• **Task**:
How many lines of the entries below include the word "stars"? Answer with the number alone.

• **Source records**:
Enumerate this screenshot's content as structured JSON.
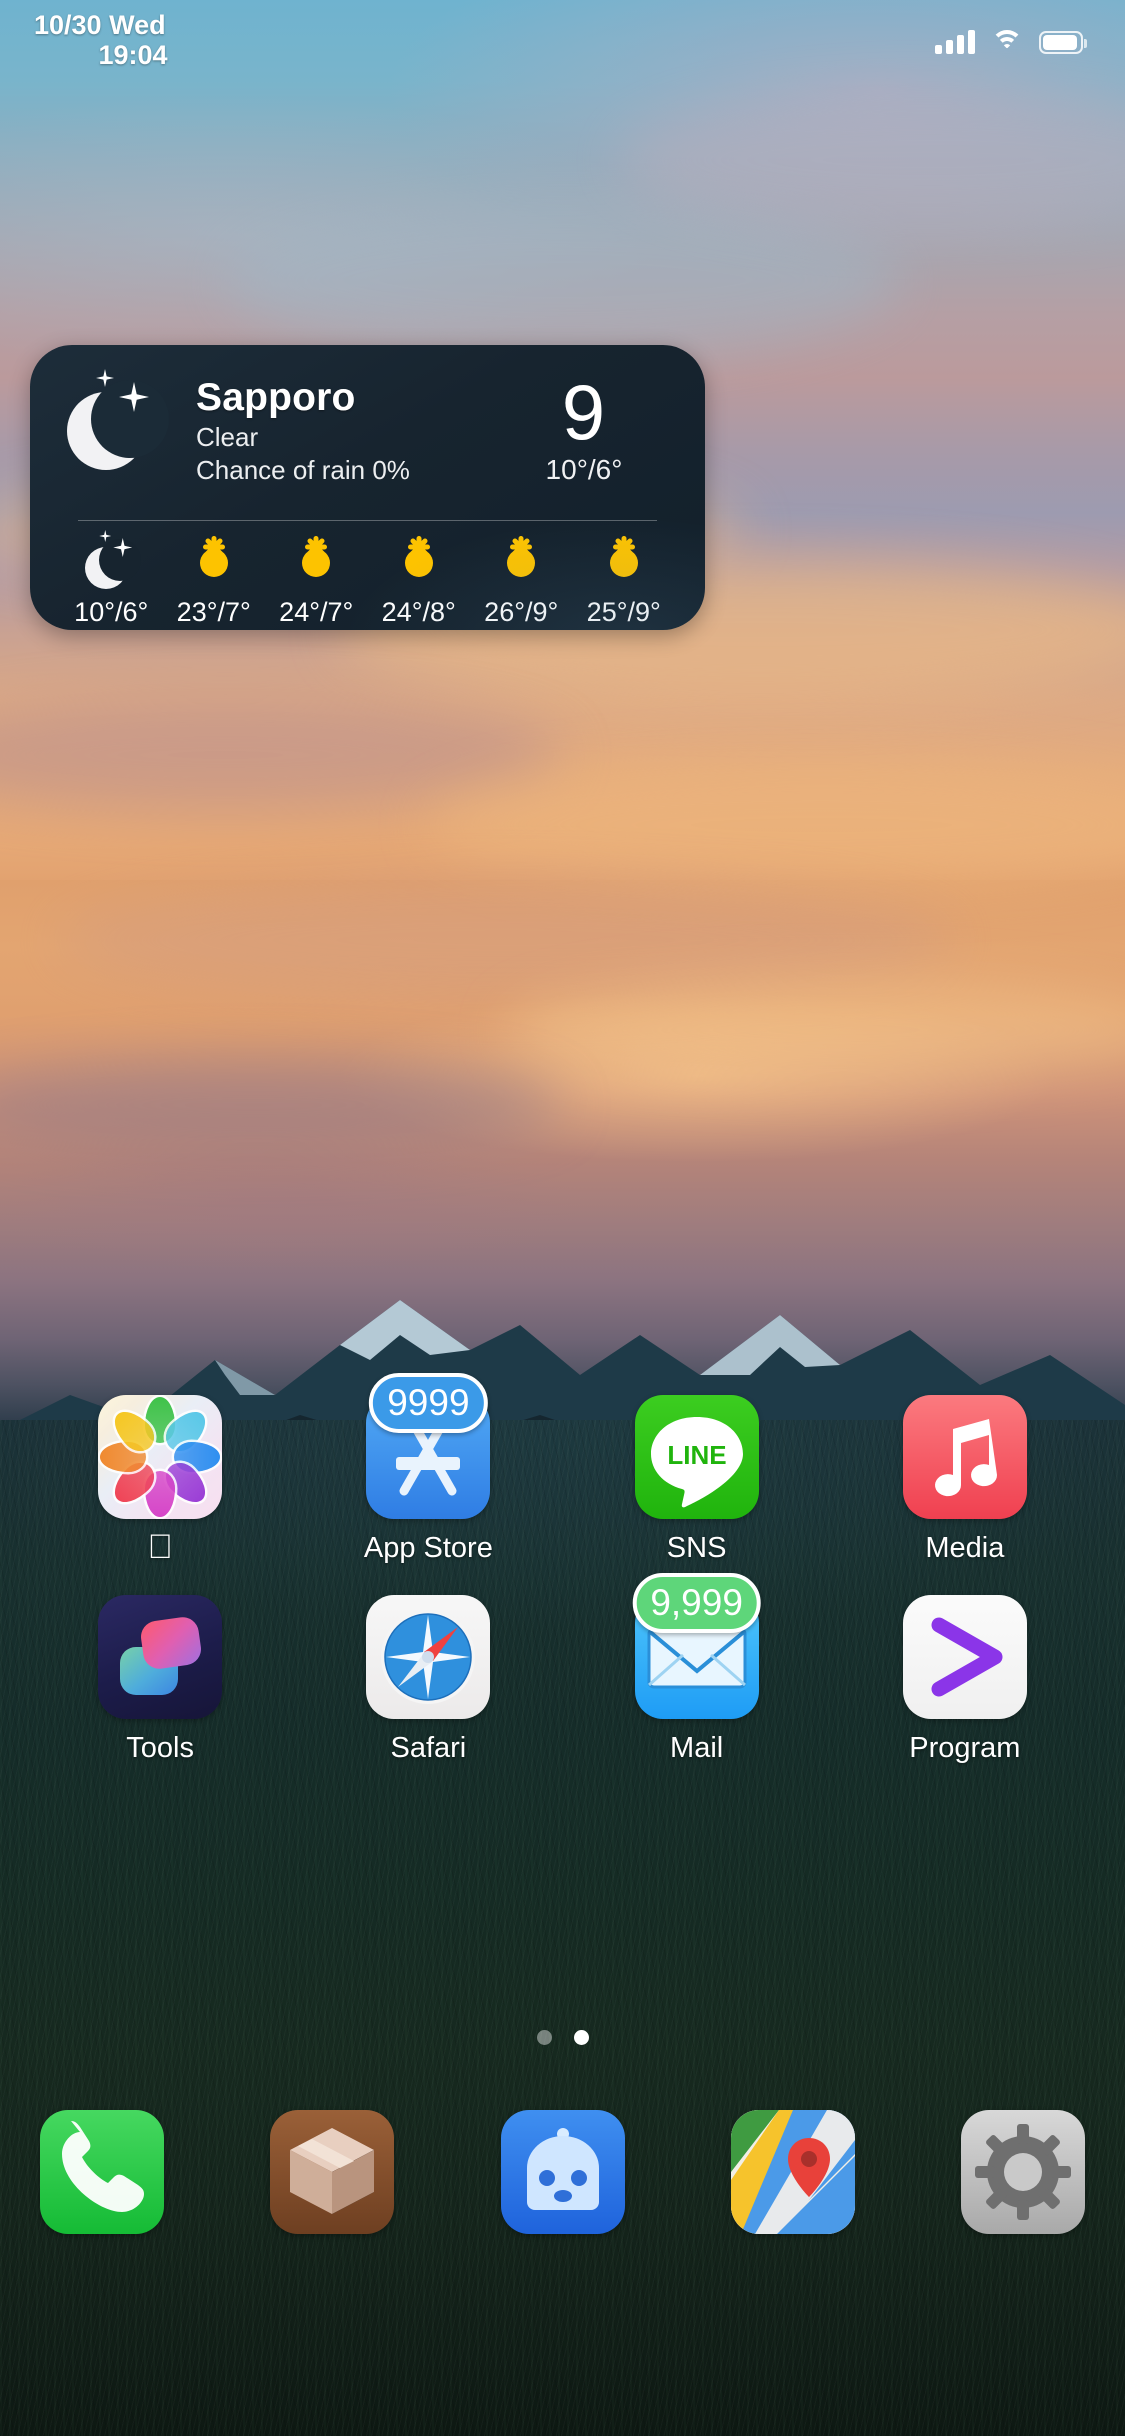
{
  "statusbar": {
    "date": "10/30 Wed",
    "time": "19:04",
    "signal_icon": "cellular-bars-icon",
    "wifi_icon": "wifi-icon",
    "battery_icon": "battery-icon"
  },
  "widget": {
    "name": "weather-widget",
    "city": "Sapporo",
    "condition": "Clear",
    "rain_chance": "Chance of rain 0%",
    "current_temp": "9",
    "hi_lo": "10°/6°",
    "current_icon": "moon-stars-icon",
    "forecast": [
      {
        "icon": "moon-stars-icon",
        "temps": "10°/6°"
      },
      {
        "icon": "sun-icon",
        "temps": "23°/7°"
      },
      {
        "icon": "sun-icon",
        "temps": "24°/7°"
      },
      {
        "icon": "sun-icon",
        "temps": "24°/8°"
      },
      {
        "icon": "sun-icon",
        "temps": "26°/9°"
      },
      {
        "icon": "sun-icon",
        "temps": "25°/9°"
      }
    ]
  },
  "home": {
    "row1": [
      {
        "label": "",
        "icon": "photos-icon",
        "badge": ""
      },
      {
        "label": "App Store",
        "icon": "app-store-icon",
        "badge": "9999"
      },
      {
        "label": "SNS",
        "icon": "line-icon",
        "badge": ""
      },
      {
        "label": "Media",
        "icon": "music-note-icon",
        "badge": ""
      }
    ],
    "row2": [
      {
        "label": "Tools",
        "icon": "shortcuts-icon",
        "badge": ""
      },
      {
        "label": "Safari",
        "icon": "safari-compass-icon",
        "badge": ""
      },
      {
        "label": "Mail",
        "icon": "mail-envelope-icon",
        "badge": "9,999"
      },
      {
        "label": "Program",
        "icon": "chevron-right-icon",
        "badge": ""
      }
    ],
    "page_dots": {
      "count": 2,
      "active": 1
    }
  },
  "dock": [
    {
      "name": "phone",
      "icon": "phone-handset-icon"
    },
    {
      "name": "cydia",
      "icon": "cydia-box-icon"
    },
    {
      "name": "bot",
      "icon": "robot-icon"
    },
    {
      "name": "maps",
      "icon": "google-maps-icon"
    },
    {
      "name": "settings",
      "icon": "gear-icon"
    }
  ],
  "colors": {
    "badge_blue": "#3b9ae8",
    "badge_green": "#5ed67a",
    "widget_bg": "#17242f",
    "sun_yellow": "#fdc300"
  }
}
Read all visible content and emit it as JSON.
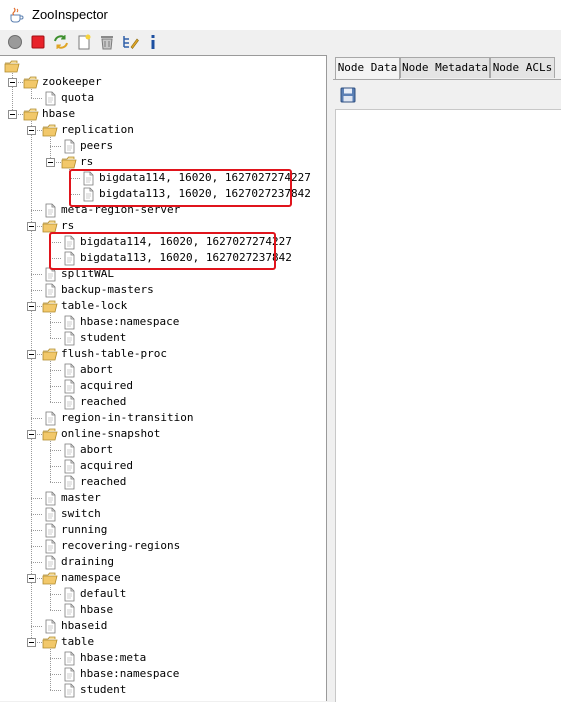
{
  "window": {
    "title": "ZooInspector"
  },
  "toolbar": {
    "buttons": [
      {
        "name": "connect-button",
        "icon": "grey-circle-icon"
      },
      {
        "name": "disconnect-button",
        "icon": "red-stop-icon"
      },
      {
        "name": "refresh-button",
        "icon": "refresh-arrows-icon"
      },
      {
        "name": "add-node-button",
        "icon": "new-document-icon"
      },
      {
        "name": "delete-node-button",
        "icon": "trash-icon"
      },
      {
        "name": "node-viewers-button",
        "icon": "tree-edit-icon"
      },
      {
        "name": "about-button",
        "icon": "info-icon"
      }
    ]
  },
  "tree": {
    "nodes": [
      {
        "label": "",
        "depth": 0,
        "type": "folder"
      },
      {
        "label": "zookeeper",
        "depth": 1,
        "type": "folder"
      },
      {
        "label": "quota",
        "depth": 2,
        "type": "file"
      },
      {
        "label": "hbase",
        "depth": 1,
        "type": "folder"
      },
      {
        "label": "replication",
        "depth": 2,
        "type": "folder"
      },
      {
        "label": "peers",
        "depth": 3,
        "type": "file"
      },
      {
        "label": "rs",
        "depth": 3,
        "type": "folder"
      },
      {
        "label": "bigdata114, 16020, 1627027274227",
        "depth": 4,
        "type": "file"
      },
      {
        "label": "bigdata113, 16020, 1627027237842",
        "depth": 4,
        "type": "file"
      },
      {
        "label": "meta-region-server",
        "depth": 2,
        "type": "file"
      },
      {
        "label": "rs",
        "depth": 2,
        "type": "folder"
      },
      {
        "label": "bigdata114, 16020, 1627027274227",
        "depth": 3,
        "type": "file"
      },
      {
        "label": "bigdata113, 16020, 1627027237842",
        "depth": 3,
        "type": "file"
      },
      {
        "label": "splitWAL",
        "depth": 2,
        "type": "file"
      },
      {
        "label": "backup-masters",
        "depth": 2,
        "type": "file"
      },
      {
        "label": "table-lock",
        "depth": 2,
        "type": "folder"
      },
      {
        "label": "hbase:namespace",
        "depth": 3,
        "type": "file"
      },
      {
        "label": "student",
        "depth": 3,
        "type": "file"
      },
      {
        "label": "flush-table-proc",
        "depth": 2,
        "type": "folder"
      },
      {
        "label": "abort",
        "depth": 3,
        "type": "file"
      },
      {
        "label": "acquired",
        "depth": 3,
        "type": "file"
      },
      {
        "label": "reached",
        "depth": 3,
        "type": "file"
      },
      {
        "label": "region-in-transition",
        "depth": 2,
        "type": "file"
      },
      {
        "label": "online-snapshot",
        "depth": 2,
        "type": "folder"
      },
      {
        "label": "abort",
        "depth": 3,
        "type": "file"
      },
      {
        "label": "acquired",
        "depth": 3,
        "type": "file"
      },
      {
        "label": "reached",
        "depth": 3,
        "type": "file"
      },
      {
        "label": "master",
        "depth": 2,
        "type": "file"
      },
      {
        "label": "switch",
        "depth": 2,
        "type": "file"
      },
      {
        "label": "running",
        "depth": 2,
        "type": "file"
      },
      {
        "label": "recovering-regions",
        "depth": 2,
        "type": "file"
      },
      {
        "label": "draining",
        "depth": 2,
        "type": "file"
      },
      {
        "label": "namespace",
        "depth": 2,
        "type": "folder"
      },
      {
        "label": "default",
        "depth": 3,
        "type": "file"
      },
      {
        "label": "hbase",
        "depth": 3,
        "type": "file"
      },
      {
        "label": "hbaseid",
        "depth": 2,
        "type": "file"
      },
      {
        "label": "table",
        "depth": 2,
        "type": "folder"
      },
      {
        "label": "hbase:meta",
        "depth": 3,
        "type": "file"
      },
      {
        "label": "hbase:namespace",
        "depth": 3,
        "type": "file"
      },
      {
        "label": "student",
        "depth": 3,
        "type": "file"
      }
    ]
  },
  "tabs": [
    {
      "label": "Node Data",
      "active": true
    },
    {
      "label": "Node Metadata",
      "active": false
    },
    {
      "label": "Node ACLs",
      "active": false
    }
  ],
  "node_data": {
    "save_icon": "floppy-disk-icon",
    "content": ""
  },
  "colors": {
    "highlight_box": "#e0141c",
    "folder": "#f2c86a"
  }
}
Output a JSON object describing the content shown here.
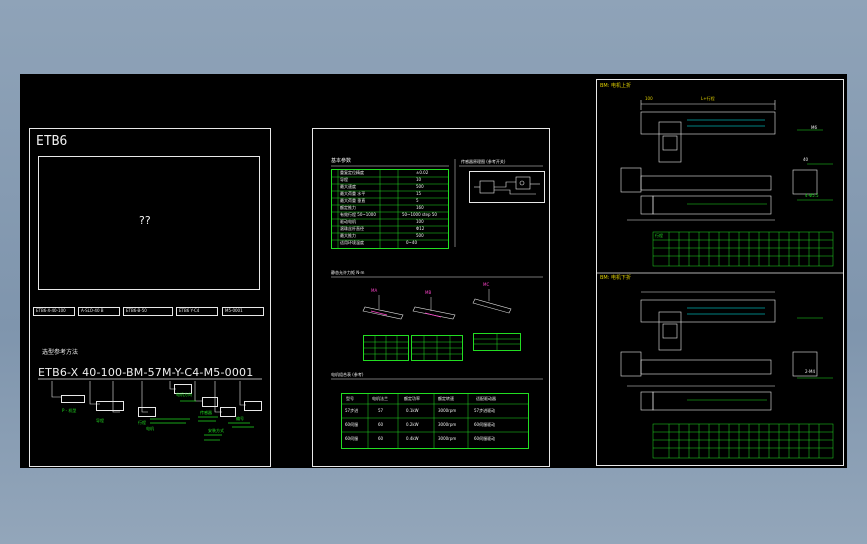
{
  "sheet1": {
    "title": "ETB6",
    "image_placeholder": "??",
    "tags": [
      "ETB6-X-40-100",
      "A-SLO-40 B",
      "ETB6-B-50",
      "ETB6 Y-C4",
      "M5-0001"
    ],
    "ordering_title": "选型参考方法",
    "model_code": "ETB6-X 40-100-BM-57M-Y-C4-M5-0001",
    "code_labels": [
      "P - 机型",
      "导程",
      "行程",
      "电机",
      "电机方向",
      "传感器",
      "安装方式",
      "编号"
    ]
  },
  "sheet2": {
    "params_title": "基本参数",
    "params_rows": [
      [
        "重复定位精度",
        "mm",
        "±0.02"
      ],
      [
        "导程",
        "mm",
        "10"
      ],
      [
        "最大速度",
        "mm/s",
        "500"
      ],
      [
        "最大荷重 水平",
        "kg",
        "15"
      ],
      [
        "最大荷重 垂直",
        "kg",
        "5"
      ],
      [
        "额定推力",
        "N",
        "160"
      ],
      [
        "有效行程 50~1000",
        "mm",
        "50~1000 step 50"
      ],
      [
        "驱动电机",
        "W",
        "100"
      ],
      [
        "滚珠丝杆直径",
        "mm",
        "Φ12"
      ],
      [
        "最大推力",
        "N",
        "500"
      ],
      [
        "适用环境温度",
        "°C",
        "0~40"
      ]
    ],
    "circuit_title": "传感器原理图 (参考开关)",
    "moment_title": "静态允许力矩 N·m",
    "moment_values": [
      "MA",
      "MB",
      "MC"
    ],
    "motor_title": "电机组合表 (参考)",
    "motor_headers": [
      "型号",
      "电机法兰",
      "额定功率",
      "额定转速",
      "适配驱动器"
    ],
    "motor_rows": [
      [
        "57步进",
        "57",
        "0.1kW",
        "3000rpm",
        "57步进驱动"
      ],
      [
        "60伺服",
        "60",
        "0.2kW",
        "3000rpm",
        "60伺服驱动"
      ],
      [
        "60伺服",
        "60",
        "0.4kW",
        "3000rpm",
        "60伺服驱动"
      ]
    ]
  },
  "sheet3": {
    "view_top_title": "BM: 电机上折",
    "view_bottom_title": "BM: 电机下折",
    "dim_labels": [
      "100",
      "L+行程",
      "40",
      "M6",
      "4-Φ5.5",
      "2-M4"
    ],
    "table_headers": [
      "行程",
      "50",
      "100",
      "150",
      "200",
      "250",
      "300",
      "350",
      "400",
      "450",
      "500",
      "550",
      "600",
      "650",
      "700",
      "750",
      "800",
      "850",
      "900"
    ],
    "table_rows": 4
  },
  "colors": {
    "background": "#000000",
    "line": "#e8e8e8",
    "green": "#22dd22",
    "yellow": "#e0d000"
  }
}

• **Task result**:
2